● **Task material**:
* * * * * * *
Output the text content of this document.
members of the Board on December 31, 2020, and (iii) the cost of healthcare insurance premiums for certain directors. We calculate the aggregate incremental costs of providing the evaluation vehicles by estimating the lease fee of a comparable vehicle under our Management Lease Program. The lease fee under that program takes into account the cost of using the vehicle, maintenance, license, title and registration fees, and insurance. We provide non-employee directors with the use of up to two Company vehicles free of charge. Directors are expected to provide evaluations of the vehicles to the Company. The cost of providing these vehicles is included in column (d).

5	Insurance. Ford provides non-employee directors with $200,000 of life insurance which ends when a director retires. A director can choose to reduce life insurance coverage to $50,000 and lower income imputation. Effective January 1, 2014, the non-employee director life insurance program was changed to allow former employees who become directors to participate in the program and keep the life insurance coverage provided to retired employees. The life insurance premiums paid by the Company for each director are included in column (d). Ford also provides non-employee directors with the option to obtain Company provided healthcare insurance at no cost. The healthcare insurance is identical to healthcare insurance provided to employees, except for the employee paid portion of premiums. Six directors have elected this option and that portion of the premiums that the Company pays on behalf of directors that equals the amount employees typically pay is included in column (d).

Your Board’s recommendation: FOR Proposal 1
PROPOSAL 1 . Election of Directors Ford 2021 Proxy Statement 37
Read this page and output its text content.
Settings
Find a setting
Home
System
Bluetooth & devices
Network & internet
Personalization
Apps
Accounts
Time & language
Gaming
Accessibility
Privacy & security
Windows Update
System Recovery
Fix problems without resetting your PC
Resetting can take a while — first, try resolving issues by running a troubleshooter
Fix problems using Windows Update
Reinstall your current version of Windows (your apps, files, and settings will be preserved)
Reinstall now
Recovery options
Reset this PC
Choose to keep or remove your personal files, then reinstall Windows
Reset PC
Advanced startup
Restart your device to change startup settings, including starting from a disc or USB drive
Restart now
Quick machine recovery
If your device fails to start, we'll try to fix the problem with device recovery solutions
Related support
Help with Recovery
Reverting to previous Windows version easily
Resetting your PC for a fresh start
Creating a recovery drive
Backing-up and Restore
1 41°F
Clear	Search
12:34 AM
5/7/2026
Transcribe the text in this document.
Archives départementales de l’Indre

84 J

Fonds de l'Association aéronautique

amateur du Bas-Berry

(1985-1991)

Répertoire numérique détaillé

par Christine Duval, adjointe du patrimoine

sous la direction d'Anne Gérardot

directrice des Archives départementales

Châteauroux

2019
* * * * * * *
Each entry must be reproduced verbatim.

● **Answer for this exercise**:
Output the text content of this document.
members of the Board on December 31, 2020, and (iii) the cost of healthcare insurance premiums for certain directors. We calculate the aggregate incremental costs of providing the evaluation vehicles by estimating the lease fee of a comparable vehicle under our Management Lease Program. The lease fee under that program takes into account the cost of using the vehicle, maintenance, license, title and registration fees, and insurance. We provide non-employee directors with the use of up to two Company vehicles free of charge. Directors are expected to provide evaluations of the vehicles to the Company. The cost of providing these vehicles is included in column (d).

5	Insurance. Ford provides non-employee directors with $200,000 of life insurance which ends when a director retires. A director can choose to reduce life insurance coverage to $50,000 and lower income imputation. Effective January 1, 2014, the non-employee director life insurance program was changed to allow former employees who become directors to participate in the program and keep the life insurance coverage provided to retired employees. The life insurance premiums paid by the Company for each director are included in column (d). Ford also provides non-employee directors with the option to obtain Company provided healthcare insurance at no cost. The healthcare insurance is identical to healthcare insurance provided to employees, except for the employee paid portion of premiums. Six directors have elected this option and that portion of the premiums that the Company pays on behalf of directors that equals the amount employees typically pay is included in column (d).

Your Board’s recommendation: FOR Proposal 1
PROPOSAL 1 . Election of Directors Ford 2021 Proxy Statement 37
Read this page and output its text content.
Settings
Find a setting
Home
System
Bluetooth & devices
Network & internet
Personalization
Apps
Accounts
Time & language
Gaming
Accessibility
Privacy & security
Windows Update
System Recovery
Fix problems without resetting your PC
Resetting can take a while — first, try resolving issues by running a troubleshooter
Fix problems using Windows Update
Reinstall your current version of Windows (your apps, files, and settings will be preserved)
Reinstall now
Recovery options
Reset this PC
Choose to keep or remove your personal files, then reinstall Windows
Reset PC
Advanced startup
Restart your device to change startup settings, including starting from a disc or USB drive
Restart now
Quick machine recovery
If your device fails to start, we'll try to fix the problem with device recovery solutions
Related support
Help with Recovery
Reverting to previous Windows version easily
Resetting your PC for a fresh start
Creating a recovery drive
Backing-up and Restore
1 41°F
Clear	Search
12:34 AM
5/7/2026
Transcribe the text in this document.
Archives départementales de l’Indre

84 J

Fonds de l'Association aéronautique

amateur du Bas-Berry

(1985-1991)

Répertoire numérique détaillé

par Christine Duval, adjointe du patrimoine

sous la direction d'Anne Gérardot

directrice des Archives départementales

Châteauroux

2019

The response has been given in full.